**Stated problem:** Look through the material and tally each line bearing the word "least". Give only the total.

--- start of Materials provided ---

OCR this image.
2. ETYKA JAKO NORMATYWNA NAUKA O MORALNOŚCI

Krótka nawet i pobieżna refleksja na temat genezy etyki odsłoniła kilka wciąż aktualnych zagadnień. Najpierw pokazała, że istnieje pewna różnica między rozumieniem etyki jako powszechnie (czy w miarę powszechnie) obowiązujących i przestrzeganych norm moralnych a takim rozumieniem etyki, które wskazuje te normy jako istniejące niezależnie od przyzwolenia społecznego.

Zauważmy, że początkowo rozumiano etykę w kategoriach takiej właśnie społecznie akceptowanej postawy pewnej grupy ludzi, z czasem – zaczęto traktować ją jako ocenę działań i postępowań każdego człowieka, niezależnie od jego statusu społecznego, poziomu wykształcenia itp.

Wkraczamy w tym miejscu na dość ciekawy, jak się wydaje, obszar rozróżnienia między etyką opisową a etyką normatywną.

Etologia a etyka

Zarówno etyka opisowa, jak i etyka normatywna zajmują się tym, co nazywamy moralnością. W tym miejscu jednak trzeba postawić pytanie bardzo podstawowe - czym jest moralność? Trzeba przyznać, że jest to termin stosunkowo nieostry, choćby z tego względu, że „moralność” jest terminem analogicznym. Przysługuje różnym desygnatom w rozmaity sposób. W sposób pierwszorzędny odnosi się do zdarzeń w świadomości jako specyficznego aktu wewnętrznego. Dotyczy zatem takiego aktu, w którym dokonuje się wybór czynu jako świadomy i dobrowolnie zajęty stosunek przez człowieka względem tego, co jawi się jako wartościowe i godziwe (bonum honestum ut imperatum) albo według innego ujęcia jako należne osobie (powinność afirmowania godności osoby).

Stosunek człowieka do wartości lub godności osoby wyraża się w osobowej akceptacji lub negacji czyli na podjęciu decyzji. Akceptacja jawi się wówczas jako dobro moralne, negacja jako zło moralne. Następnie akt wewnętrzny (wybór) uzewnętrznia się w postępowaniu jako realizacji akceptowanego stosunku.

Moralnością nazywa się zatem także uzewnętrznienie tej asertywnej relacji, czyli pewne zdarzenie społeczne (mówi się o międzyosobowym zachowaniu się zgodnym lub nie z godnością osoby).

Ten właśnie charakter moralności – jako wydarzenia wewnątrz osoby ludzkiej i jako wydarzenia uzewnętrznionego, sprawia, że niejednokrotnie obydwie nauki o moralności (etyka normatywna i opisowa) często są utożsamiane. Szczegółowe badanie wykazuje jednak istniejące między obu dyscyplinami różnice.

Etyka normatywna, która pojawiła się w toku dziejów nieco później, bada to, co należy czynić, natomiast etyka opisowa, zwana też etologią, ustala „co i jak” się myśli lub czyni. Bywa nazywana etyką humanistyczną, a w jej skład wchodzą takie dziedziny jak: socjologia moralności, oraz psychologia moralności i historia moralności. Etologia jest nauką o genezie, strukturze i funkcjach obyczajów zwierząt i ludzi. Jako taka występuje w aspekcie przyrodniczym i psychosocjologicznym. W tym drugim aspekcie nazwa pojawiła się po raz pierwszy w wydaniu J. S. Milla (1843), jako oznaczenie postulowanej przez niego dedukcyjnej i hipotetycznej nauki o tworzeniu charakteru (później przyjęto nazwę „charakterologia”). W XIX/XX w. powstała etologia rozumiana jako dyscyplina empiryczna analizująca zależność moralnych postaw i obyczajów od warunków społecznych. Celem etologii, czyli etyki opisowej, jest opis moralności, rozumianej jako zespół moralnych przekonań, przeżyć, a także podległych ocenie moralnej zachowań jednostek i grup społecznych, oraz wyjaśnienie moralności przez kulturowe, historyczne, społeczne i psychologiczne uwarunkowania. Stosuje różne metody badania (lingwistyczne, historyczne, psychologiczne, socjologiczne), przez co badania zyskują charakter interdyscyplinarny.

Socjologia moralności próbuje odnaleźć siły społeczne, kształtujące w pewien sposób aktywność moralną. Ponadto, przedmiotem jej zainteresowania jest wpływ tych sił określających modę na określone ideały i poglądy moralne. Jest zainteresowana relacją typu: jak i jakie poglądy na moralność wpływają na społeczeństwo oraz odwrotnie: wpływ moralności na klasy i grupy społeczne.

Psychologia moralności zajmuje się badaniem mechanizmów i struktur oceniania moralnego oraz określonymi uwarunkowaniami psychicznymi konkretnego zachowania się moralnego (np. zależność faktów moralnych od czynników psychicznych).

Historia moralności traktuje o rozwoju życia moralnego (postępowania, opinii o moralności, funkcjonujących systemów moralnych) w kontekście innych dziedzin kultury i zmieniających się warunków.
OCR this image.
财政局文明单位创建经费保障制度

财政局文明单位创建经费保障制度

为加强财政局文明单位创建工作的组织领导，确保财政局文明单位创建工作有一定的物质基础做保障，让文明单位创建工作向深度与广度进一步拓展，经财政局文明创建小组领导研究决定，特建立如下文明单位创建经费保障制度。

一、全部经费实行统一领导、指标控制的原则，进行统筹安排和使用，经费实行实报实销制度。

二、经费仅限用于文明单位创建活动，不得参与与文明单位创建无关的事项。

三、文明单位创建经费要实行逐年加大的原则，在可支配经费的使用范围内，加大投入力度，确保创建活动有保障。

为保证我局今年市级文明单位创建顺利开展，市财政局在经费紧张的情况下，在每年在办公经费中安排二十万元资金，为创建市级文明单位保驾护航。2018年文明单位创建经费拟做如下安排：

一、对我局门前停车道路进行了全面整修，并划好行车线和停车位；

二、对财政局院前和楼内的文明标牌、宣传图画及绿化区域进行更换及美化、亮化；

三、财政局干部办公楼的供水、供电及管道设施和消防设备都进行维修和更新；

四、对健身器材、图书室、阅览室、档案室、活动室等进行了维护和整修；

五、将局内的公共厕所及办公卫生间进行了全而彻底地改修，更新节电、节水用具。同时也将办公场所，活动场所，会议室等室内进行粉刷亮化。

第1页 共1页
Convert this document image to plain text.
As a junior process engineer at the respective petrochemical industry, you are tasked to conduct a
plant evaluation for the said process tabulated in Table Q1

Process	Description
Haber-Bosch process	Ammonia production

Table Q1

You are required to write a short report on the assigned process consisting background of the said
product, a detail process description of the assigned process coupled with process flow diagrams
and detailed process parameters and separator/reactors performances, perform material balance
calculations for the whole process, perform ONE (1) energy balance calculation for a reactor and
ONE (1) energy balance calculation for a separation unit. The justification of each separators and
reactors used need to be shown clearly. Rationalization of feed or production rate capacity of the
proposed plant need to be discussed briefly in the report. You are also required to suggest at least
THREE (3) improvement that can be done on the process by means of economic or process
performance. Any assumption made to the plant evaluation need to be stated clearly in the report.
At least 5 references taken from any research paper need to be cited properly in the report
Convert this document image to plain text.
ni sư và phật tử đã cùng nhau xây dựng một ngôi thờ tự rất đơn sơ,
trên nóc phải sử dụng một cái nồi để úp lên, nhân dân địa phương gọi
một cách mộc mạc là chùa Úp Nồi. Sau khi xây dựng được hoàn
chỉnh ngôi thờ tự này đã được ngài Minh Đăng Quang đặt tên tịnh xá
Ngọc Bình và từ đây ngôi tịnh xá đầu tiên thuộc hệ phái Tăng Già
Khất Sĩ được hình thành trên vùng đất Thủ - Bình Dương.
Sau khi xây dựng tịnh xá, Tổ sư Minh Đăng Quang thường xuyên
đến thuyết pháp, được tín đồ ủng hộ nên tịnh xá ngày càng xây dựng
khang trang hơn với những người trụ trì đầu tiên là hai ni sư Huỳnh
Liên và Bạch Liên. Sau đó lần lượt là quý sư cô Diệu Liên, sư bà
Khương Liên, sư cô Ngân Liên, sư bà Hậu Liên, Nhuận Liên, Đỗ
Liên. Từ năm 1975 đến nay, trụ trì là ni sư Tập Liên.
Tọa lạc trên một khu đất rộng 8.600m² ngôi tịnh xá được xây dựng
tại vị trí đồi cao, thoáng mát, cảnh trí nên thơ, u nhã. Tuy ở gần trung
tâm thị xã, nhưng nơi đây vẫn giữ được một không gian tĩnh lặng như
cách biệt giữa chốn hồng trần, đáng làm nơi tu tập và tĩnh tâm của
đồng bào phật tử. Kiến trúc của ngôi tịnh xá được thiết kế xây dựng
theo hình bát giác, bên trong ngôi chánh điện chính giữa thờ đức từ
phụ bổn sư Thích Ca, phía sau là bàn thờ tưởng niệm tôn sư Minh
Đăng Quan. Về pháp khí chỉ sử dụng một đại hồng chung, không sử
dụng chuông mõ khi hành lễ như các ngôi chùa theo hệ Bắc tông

--- end of Materials provided ---

**Solved problem:** 2